PROBLEM TO SOLVE - All of the data should be output character for character, except the pictures.

INPUT ROWS -
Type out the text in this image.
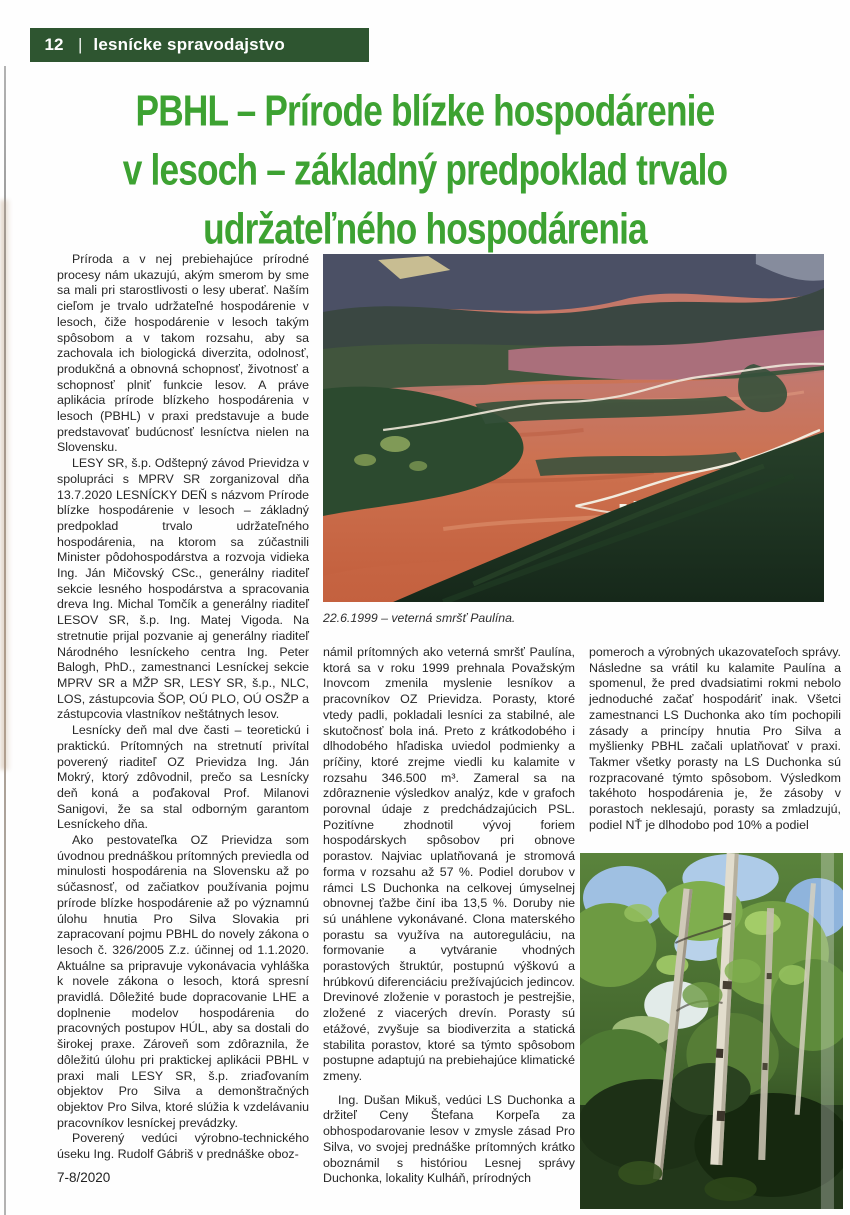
12 | lesnícke spravodajstvo
PBHL – Prírode blízke hospodárenie
v lesoch – základný predpoklad trvalo
udržateľného hospodárenia

Príroda a v nej prebiehajúce prírodné procesy nám ukazujú, akým smerom by sme sa mali pri starostlivosti o lesy uberať. Naším cieľom je trvalo udržateľné hospodárenie v lesoch, čiže hospodárenie v lesoch takým spôsobom a v takom rozsahu, aby sa zachovala ich biologická diverzita, odolnosť, produkčná a obnovná schopnosť, životnosť a schopnosť plniť funkcie lesov. A práve aplikácia prírode blízkeho hospodárenia v lesoch (PBHL) v praxi predstavuje a bude predstavovať budúcnosť lesníctva nielen na Slovensku.

LESY SR, š.p. Odštepný závod Prievidza v spolupráci s MPRV SR zorganizoval dňa 13.7.2020 LESNÍCKY DEŇ s názvom Prírode blízke hospodárenie v lesoch – základný predpoklad trvalo udržateľného hospodárenia, na ktorom sa zúčastnili Minister pôdohospodárstva a rozvoja vidieka Ing. Ján Mičovský CSc., generálny riaditeľ sekcie lesného hospodárstva a spracovania dreva Ing. Michal Tomčík a generálny riaditeľ LESOV SR, š.p. Ing. Matej Vigoda. Na stretnutie prijal pozvanie aj generálny riaditeľ Národného lesníckeho centra Ing. Peter Balogh, PhD., zamestnanci Lesníckej sekcie MPRV SR a MŽP SR, LESY SR, š.p., NLC, LOS, zástupcovia ŠOP, OÚ PLO, OÚ OSŽP a zástupcovia vlastníkov neštátnych lesov.

Lesnícky deň mal dve časti – teoretickú i praktickú. Prítomných na stretnutí privítal poverený riaditeľ OZ Prievidza Ing. Ján Mokrý, ktorý zdôvodnil, prečo sa Lesnícky deň koná a poďakoval Prof. Milanovi Sanigovi, že sa stal odborným garantom Lesníckeho dňa.

Ako pestovateľka OZ Prievidza som úvodnou prednáškou prítomných previedla od minulosti hospodárenia na Slovensku až po súčasnosť, od začiatkov používania pojmu prírode blízke hospodárenie až po významnú úlohu hnutia Pro Silva Slovakia pri zapracovaní pojmu PBHL do novely zákona o lesoch č. 326/2005 Z.z. účinnej od 1.1.2020. Aktuálne sa pripravuje vykonávacia vyhláška k novele zákona o lesoch, ktorá spresní pravidlá. Dôležité bude dopracovanie LHE a doplnenie modelov hospodárenia do pracovných postupov HÚL, aby sa dostali do širokej praxe. Zároveň som zdôraznila, že dôležitú úlohu pri praktickej aplikácii PBHL v praxi mali LESY SR, š.p. zriaďovaním objektov Pro Silva a demonštračných objektov Pro Silva, ktoré slúžia k vzdelávaniu pracovníkov lesníckej prevádzky.

Poverený vedúci výrobno-technického úseku Ing. Rudolf Gábriš v prednáške oboz-

22.6.1999 – veterná smršť Paulína.

námil prítomných ako veterná smršť Paulína, ktorá sa v roku 1999 prehnala Považským Inovcom zmenila myslenie lesníkov a pracovníkov OZ Prievidza. Porasty, ktoré vtedy padli, pokladali lesníci za stabilné, ale skutočnosť bola iná. Preto z krátkodobého i dlhodobého hľadiska uviedol podmienky a príčiny, ktoré zrejme viedli ku kalamite v rozsahu 346.500 m³. Zameral sa na zdôraznenie výsledkov analýz, kde v grafoch porovnal údaje z predchádzajúcich PSL. Pozitívne zhodnotil vývoj foriem hospodárskych spôsobov pri obnove porastov. Najviac uplatňovaná je stromová forma v rozsahu až 57 %. Podiel dorubov v rámci LS Duchonka na celkovej úmyselnej obnovnej ťažbe činí iba 13,5 %. Doruby nie sú unáhlene vykonávané. Clona materského porastu sa využíva na autoreguláciu, na formovanie a vytváranie vhodných porastových štruktúr, postupnú výškovú a hrúbkovú diferenciáciu prežívajúcich jedincov. Drevinové zloženie v porastoch je pestrejšie, zložené z viacerých drevín. Porasty sú etážové, zvyšuje sa biodiverzita a statická stabilita porastov, ktoré sa týmto spôsobom postupne adaptujú na prebiehajúce klimatické zmeny.

Ing. Dušan Mikuš, vedúci LS Duchonka a držiteľ Ceny Štefana Korpeľa za obhospodarovanie lesov v zmysle zásad Pro Silva, vo svojej prednáške prítomných krátko oboznámil s históriou Lesnej správy Duchonka, lokality Kulháň, prírodných

pomeroch a výrobných ukazovateľoch správy. Následne sa vrátil ku kalamite Paulína a spomenul, že pred dvadsiatimi rokmi nebolo jednoduché začať hospodáriť inak. Všetci zamestnanci LS Duchonka ako tím pochopili zásady a princípy hnutia Pro Silva a myšlienky PBHL začali uplatňovať v praxi. Takmer všetky porasty na LS Duchonka sú rozpracované týmto spôsobom. Výsledkom takéhoto hospodárenia je, že zásoby v porastoch neklesajú, porasty sa zmladzujú, podiel NŤ je dlhodobo pod 10% a podiel

7-8/2020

EXPECTED OUTPUT -
Type out the text in this image.
12 | lesnícke spravodajstvo
PBHL – Prírode blízke hospodárenie
v lesoch – základný predpoklad trvalo
udržateľného hospodárenia

Príroda a v nej prebiehajúce prírodné procesy nám ukazujú, akým smerom by sme sa mali pri starostlivosti o lesy uberať. Naším cieľom je trvalo udržateľné hospodárenie v lesoch, čiže hospodárenie v lesoch takým spôsobom a v takom rozsahu, aby sa zachovala ich biologická diverzita, odolnosť, produkčná a obnovná schopnosť, životnosť a schopnosť plniť funkcie lesov. A práve aplikácia prírode blízkeho hospodárenia v lesoch (PBHL) v praxi predstavuje a bude predstavovať budúcnosť lesníctva nielen na Slovensku.

LESY SR, š.p. Odštepný závod Prievidza v spolupráci s MPRV SR zorganizoval dňa 13.7.2020 LESNÍCKY DEŇ s názvom Prírode blízke hospodárenie v lesoch – základný predpoklad trvalo udržateľného hospodárenia, na ktorom sa zúčastnili Minister pôdohospodárstva a rozvoja vidieka Ing. Ján Mičovský CSc., generálny riaditeľ sekcie lesného hospodárstva a spracovania dreva Ing. Michal Tomčík a generálny riaditeľ LESOV SR, š.p. Ing. Matej Vigoda. Na stretnutie prijal pozvanie aj generálny riaditeľ Národného lesníckeho centra Ing. Peter Balogh, PhD., zamestnanci Lesníckej sekcie MPRV SR a MŽP SR, LESY SR, š.p., NLC, LOS, zástupcovia ŠOP, OÚ PLO, OÚ OSŽP a zástupcovia vlastníkov neštátnych lesov.

Lesnícky deň mal dve časti – teoretickú i praktickú. Prítomných na stretnutí privítal poverený riaditeľ OZ Prievidza Ing. Ján Mokrý, ktorý zdôvodnil, prečo sa Lesnícky deň koná a poďakoval Prof. Milanovi Sanigovi, že sa stal odborným garantom Lesníckeho dňa.

Ako pestovateľka OZ Prievidza som úvodnou prednáškou prítomných previedla od minulosti hospodárenia na Slovensku až po súčasnosť, od začiatkov používania pojmu prírode blízke hospodárenie až po významnú úlohu hnutia Pro Silva Slovakia pri zapracovaní pojmu PBHL do novely zákona o lesoch č. 326/2005 Z.z. účinnej od 1.1.2020. Aktuálne sa pripravuje vykonávacia vyhláška k novele zákona o lesoch, ktorá spresní pravidlá. Dôležité bude dopracovanie LHE a doplnenie modelov hospodárenia do pracovných postupov HÚL, aby sa dostali do širokej praxe. Zároveň som zdôraznila, že dôležitú úlohu pri praktickej aplikácii PBHL v praxi mali LESY SR, š.p. zriaďovaním objektov Pro Silva a demonštračných objektov Pro Silva, ktoré slúžia k vzdelávaniu pracovníkov lesníckej prevádzky.

Poverený vedúci výrobno-technického úseku Ing. Rudolf Gábriš v prednáške oboz-

22.6.1999 – veterná smršť Paulína.

námil prítomných ako veterná smršť Paulína, ktorá sa v roku 1999 prehnala Považským Inovcom zmenila myslenie lesníkov a pracovníkov OZ Prievidza. Porasty, ktoré vtedy padli, pokladali lesníci za stabilné, ale skutočnosť bola iná. Preto z krátkodobého i dlhodobého hľadiska uviedol podmienky a príčiny, ktoré zrejme viedli ku kalamite v rozsahu 346.500 m³. Zameral sa na zdôraznenie výsledkov analýz, kde v grafoch porovnal údaje z predchádzajúcich PSL. Pozitívne zhodnotil vývoj foriem hospodárskych spôsobov pri obnove porastov. Najviac uplatňovaná je stromová forma v rozsahu až 57 %. Podiel dorubov v rámci LS Duchonka na celkovej úmyselnej obnovnej ťažbe činí iba 13,5 %. Doruby nie sú unáhlene vykonávané. Clona materského porastu sa využíva na autoreguláciu, na formovanie a vytváranie vhodných porastových štruktúr, postupnú výškovú a hrúbkovú diferenciáciu prežívajúcich jedincov. Drevinové zloženie v porastoch je pestrejšie, zložené z viacerých drevín. Porasty sú etážové, zvyšuje sa biodiverzita a statická stabilita porastov, ktoré sa týmto spôsobom postupne adaptujú na prebiehajúce klimatické zmeny.

Ing. Dušan Mikuš, vedúci LS Duchonka a držiteľ Ceny Štefana Korpeľa za obhospodarovanie lesov v zmysle zásad Pro Silva, vo svojej prednáške prítomných krátko oboznámil s históriou Lesnej správy Duchonka, lokality Kulháň, prírodných

pomeroch a výrobných ukazovateľoch správy. Následne sa vrátil ku kalamite Paulína a spomenul, že pred dvadsiatimi rokmi nebolo jednoduché začať hospodáriť inak. Všetci zamestnanci LS Duchonka ako tím pochopili zásady a princípy hnutia Pro Silva a myšlienky PBHL začali uplatňovať v praxi. Takmer všetky porasty na LS Duchonka sú rozpracované týmto spôsobom. Výsledkom takéhoto hospodárenia je, že zásoby v porastoch neklesajú, porasty sa zmladzujú, podiel NŤ je dlhodobo pod 10% a podiel

7-8/2020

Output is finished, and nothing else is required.